>>>>
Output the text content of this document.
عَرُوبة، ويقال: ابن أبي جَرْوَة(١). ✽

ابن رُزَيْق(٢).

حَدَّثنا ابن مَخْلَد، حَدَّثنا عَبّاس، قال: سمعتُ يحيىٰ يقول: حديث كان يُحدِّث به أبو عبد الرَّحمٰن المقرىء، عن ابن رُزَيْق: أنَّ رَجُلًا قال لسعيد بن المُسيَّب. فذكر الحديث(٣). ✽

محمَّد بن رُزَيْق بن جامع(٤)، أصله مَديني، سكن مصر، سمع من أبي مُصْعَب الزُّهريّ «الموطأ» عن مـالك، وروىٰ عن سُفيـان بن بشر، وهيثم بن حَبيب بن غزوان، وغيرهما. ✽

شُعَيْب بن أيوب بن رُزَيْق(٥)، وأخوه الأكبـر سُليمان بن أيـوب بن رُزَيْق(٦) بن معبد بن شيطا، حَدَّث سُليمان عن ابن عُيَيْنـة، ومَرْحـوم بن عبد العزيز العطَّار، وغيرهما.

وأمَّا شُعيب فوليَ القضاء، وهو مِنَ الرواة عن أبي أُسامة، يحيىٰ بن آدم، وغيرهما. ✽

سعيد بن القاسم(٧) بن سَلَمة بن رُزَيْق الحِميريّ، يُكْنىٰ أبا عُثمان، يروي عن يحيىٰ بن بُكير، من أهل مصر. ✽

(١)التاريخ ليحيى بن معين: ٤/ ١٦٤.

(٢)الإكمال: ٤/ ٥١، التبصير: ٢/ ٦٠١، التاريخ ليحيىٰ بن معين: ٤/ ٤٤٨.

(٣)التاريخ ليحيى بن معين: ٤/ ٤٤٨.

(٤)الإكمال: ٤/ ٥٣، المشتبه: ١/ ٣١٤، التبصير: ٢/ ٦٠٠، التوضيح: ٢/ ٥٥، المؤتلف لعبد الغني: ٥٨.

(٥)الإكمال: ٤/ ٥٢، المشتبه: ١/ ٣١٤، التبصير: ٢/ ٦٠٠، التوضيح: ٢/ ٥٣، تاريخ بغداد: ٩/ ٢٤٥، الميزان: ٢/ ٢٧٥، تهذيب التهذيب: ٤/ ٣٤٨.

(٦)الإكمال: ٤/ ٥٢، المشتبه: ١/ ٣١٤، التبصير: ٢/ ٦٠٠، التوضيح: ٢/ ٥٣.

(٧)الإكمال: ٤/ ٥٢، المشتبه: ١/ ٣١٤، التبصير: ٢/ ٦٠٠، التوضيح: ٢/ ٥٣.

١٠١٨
<<<<
◆ **Your instructions**: Return each line with "ليحيى".

◆ **Response**:
(١)التاريخ ليحيى بن معين: ٤/ ١٦٤.
(٢)الإكمال: ٤/ ٥١، التبصير: ٢/ ٦٠١، التاريخ ليحيىٰ بن معين: ٤/ ٤٤٨.
(٣)التاريخ ليحيى بن معين: ٤/ ٤٤٨.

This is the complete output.